### PROBLEM STATEMENT
Each record below needs to be copied out exactly as it stands.

BEGIN RECORDS SUPPLIED

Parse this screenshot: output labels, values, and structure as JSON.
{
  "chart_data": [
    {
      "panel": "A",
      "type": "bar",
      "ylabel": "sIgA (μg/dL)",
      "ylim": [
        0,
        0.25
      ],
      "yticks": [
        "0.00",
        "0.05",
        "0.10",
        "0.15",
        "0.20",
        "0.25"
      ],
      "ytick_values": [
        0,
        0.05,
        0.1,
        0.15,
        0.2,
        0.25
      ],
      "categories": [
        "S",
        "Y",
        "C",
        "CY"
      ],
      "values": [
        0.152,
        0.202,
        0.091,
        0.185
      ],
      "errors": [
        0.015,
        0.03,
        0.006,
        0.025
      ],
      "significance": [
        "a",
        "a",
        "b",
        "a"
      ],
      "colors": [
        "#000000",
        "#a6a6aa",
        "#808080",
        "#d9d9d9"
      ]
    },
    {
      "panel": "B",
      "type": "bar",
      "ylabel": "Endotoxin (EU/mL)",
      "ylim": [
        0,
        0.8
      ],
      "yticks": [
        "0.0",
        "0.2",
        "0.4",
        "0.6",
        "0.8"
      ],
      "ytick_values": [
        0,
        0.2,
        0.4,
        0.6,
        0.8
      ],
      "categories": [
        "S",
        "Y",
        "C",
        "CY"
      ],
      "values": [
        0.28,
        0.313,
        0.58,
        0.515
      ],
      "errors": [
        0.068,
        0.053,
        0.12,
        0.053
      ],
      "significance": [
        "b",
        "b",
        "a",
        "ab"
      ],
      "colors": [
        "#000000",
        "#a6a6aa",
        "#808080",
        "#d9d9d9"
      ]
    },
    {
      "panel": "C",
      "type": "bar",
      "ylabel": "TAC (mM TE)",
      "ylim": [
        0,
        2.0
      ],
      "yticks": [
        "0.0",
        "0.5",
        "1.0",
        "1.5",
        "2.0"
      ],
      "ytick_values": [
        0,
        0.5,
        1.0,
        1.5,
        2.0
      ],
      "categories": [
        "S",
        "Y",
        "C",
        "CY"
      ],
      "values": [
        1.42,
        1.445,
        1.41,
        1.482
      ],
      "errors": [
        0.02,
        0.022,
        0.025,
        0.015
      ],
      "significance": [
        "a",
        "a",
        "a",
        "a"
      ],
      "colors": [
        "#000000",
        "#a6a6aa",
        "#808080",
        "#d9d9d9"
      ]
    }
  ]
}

END RECORDS SUPPLIED

### RESPONSE
Parse this screenshot: output labels, values, and structure as JSON.
{
  "chart_data": [
    {
      "panel": "A",
      "type": "bar",
      "ylabel": "sIgA (μg/dL)",
      "ylim": [
        0,
        0.25
      ],
      "yticks": [
        "0.00",
        "0.05",
        "0.10",
        "0.15",
        "0.20",
        "0.25"
      ],
      "ytick_values": [
        0,
        0.05,
        0.1,
        0.15,
        0.2,
        0.25
      ],
      "categories": [
        "S",
        "Y",
        "C",
        "CY"
      ],
      "values": [
        0.152,
        0.202,
        0.091,
        0.185
      ],
      "errors": [
        0.015,
        0.03,
        0.006,
        0.025
      ],
      "significance": [
        "a",
        "a",
        "b",
        "a"
      ],
      "colors": [
        "#000000",
        "#a6a6aa",
        "#808080",
        "#d9d9d9"
      ]
    },
    {
      "panel": "B",
      "type": "bar",
      "ylabel": "Endotoxin (EU/mL)",
      "ylim": [
        0,
        0.8
      ],
      "yticks": [
        "0.0",
        "0.2",
        "0.4",
        "0.6",
        "0.8"
      ],
      "ytick_values": [
        0,
        0.2,
        0.4,
        0.6,
        0.8
      ],
      "categories": [
        "S",
        "Y",
        "C",
        "CY"
      ],
      "values": [
        0.28,
        0.313,
        0.58,
        0.515
      ],
      "errors": [
        0.068,
        0.053,
        0.12,
        0.053
      ],
      "significance": [
        "b",
        "b",
        "a",
        "ab"
      ],
      "colors": [
        "#000000",
        "#a6a6aa",
        "#808080",
        "#d9d9d9"
      ]
    },
    {
      "panel": "C",
      "type": "bar",
      "ylabel": "TAC (mM TE)",
      "ylim": [
        0,
        2.0
      ],
      "yticks": [
        "0.0",
        "0.5",
        "1.0",
        "1.5",
        "2.0"
      ],
      "ytick_values": [
        0,
        0.5,
        1.0,
        1.5,
        2.0
      ],
      "categories": [
        "S",
        "Y",
        "C",
        "CY"
      ],
      "values": [
        1.42,
        1.445,
        1.41,
        1.482
      ],
      "errors": [
        0.02,
        0.022,
        0.025,
        0.015
      ],
      "significance": [
        "a",
        "a",
        "a",
        "a"
      ],
      "colors": [
        "#000000",
        "#a6a6aa",
        "#808080",
        "#d9d9d9"
      ]
    }
  ]
}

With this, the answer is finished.